**WRITTEN INSTRUCTION**
Restate the records below word for word.

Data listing
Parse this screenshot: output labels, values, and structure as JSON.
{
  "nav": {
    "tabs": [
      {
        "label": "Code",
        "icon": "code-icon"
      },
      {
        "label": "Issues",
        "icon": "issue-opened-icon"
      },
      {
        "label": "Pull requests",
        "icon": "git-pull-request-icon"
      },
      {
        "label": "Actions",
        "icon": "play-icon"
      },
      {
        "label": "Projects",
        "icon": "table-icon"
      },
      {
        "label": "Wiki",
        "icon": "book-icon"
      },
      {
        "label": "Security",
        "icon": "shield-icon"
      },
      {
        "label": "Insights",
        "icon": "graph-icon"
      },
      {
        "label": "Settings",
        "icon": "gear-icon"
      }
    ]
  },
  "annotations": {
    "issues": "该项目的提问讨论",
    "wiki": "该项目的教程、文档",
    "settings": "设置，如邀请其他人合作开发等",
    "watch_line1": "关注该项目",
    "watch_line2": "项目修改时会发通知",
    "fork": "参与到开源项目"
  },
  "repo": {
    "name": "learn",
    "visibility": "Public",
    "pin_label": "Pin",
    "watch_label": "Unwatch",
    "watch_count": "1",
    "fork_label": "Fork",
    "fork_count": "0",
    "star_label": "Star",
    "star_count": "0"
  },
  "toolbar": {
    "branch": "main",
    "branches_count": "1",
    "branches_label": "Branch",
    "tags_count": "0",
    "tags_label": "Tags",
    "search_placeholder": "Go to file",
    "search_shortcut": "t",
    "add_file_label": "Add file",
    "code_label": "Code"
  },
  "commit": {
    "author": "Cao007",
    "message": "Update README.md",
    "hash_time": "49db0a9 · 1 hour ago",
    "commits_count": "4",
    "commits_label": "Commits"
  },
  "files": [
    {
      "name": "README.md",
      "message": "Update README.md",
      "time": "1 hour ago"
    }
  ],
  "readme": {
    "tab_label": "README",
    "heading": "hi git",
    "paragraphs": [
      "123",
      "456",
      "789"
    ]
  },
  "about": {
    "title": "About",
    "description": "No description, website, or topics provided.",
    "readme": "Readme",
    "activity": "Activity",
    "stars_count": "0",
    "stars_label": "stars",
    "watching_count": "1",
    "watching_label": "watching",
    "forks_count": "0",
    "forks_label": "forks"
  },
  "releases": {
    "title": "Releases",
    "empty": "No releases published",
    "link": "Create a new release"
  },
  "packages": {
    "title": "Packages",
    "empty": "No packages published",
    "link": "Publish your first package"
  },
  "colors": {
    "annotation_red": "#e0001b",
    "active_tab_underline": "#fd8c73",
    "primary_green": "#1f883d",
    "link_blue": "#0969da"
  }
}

**SOLUTION FOR THIS PROBLEM**
Parse this screenshot: output labels, values, and structure as JSON.
{
  "nav": {
    "tabs": [
      {
        "label": "Code",
        "icon": "code-icon"
      },
      {
        "label": "Issues",
        "icon": "issue-opened-icon"
      },
      {
        "label": "Pull requests",
        "icon": "git-pull-request-icon"
      },
      {
        "label": "Actions",
        "icon": "play-icon"
      },
      {
        "label": "Projects",
        "icon": "table-icon"
      },
      {
        "label": "Wiki",
        "icon": "book-icon"
      },
      {
        "label": "Security",
        "icon": "shield-icon"
      },
      {
        "label": "Insights",
        "icon": "graph-icon"
      },
      {
        "label": "Settings",
        "icon": "gear-icon"
      }
    ]
  },
  "annotations": {
    "issues": "该项目的提问讨论",
    "wiki": "该项目的教程、文档",
    "settings": "设置，如邀请其他人合作开发等",
    "watch_line1": "关注该项目",
    "watch_line2": "项目修改时会发通知",
    "fork": "参与到开源项目"
  },
  "repo": {
    "name": "learn",
    "visibility": "Public",
    "pin_label": "Pin",
    "watch_label": "Unwatch",
    "watch_count": "1",
    "fork_label": "Fork",
    "fork_count": "0",
    "star_label": "Star",
    "star_count": "0"
  },
  "toolbar": {
    "branch": "main",
    "branches_count": "1",
    "branches_label": "Branch",
    "tags_count": "0",
    "tags_label": "Tags",
    "search_placeholder": "Go to file",
    "search_shortcut": "t",
    "add_file_label": "Add file",
    "code_label": "Code"
  },
  "commit": {
    "author": "Cao007",
    "message": "Update README.md",
    "hash_time": "49db0a9 · 1 hour ago",
    "commits_count": "4",
    "commits_label": "Commits"
  },
  "files": [
    {
      "name": "README.md",
      "message": "Update README.md",
      "time": "1 hour ago"
    }
  ],
  "readme": {
    "tab_label": "README",
    "heading": "hi git",
    "paragraphs": [
      "123",
      "456",
      "789"
    ]
  },
  "about": {
    "title": "About",
    "description": "No description, website, or topics provided.",
    "readme": "Readme",
    "activity": "Activity",
    "stars_count": "0",
    "stars_label": "stars",
    "watching_count": "1",
    "watching_label": "watching",
    "forks_count": "0",
    "forks_label": "forks"
  },
  "releases": {
    "title": "Releases",
    "empty": "No releases published",
    "link": "Create a new release"
  },
  "packages": {
    "title": "Packages",
    "empty": "No packages published",
    "link": "Publish your first package"
  },
  "colors": {
    "annotation_red": "#e0001b",
    "active_tab_underline": "#fd8c73",
    "primary_green": "#1f883d",
    "link_blue": "#0969da"
  }
}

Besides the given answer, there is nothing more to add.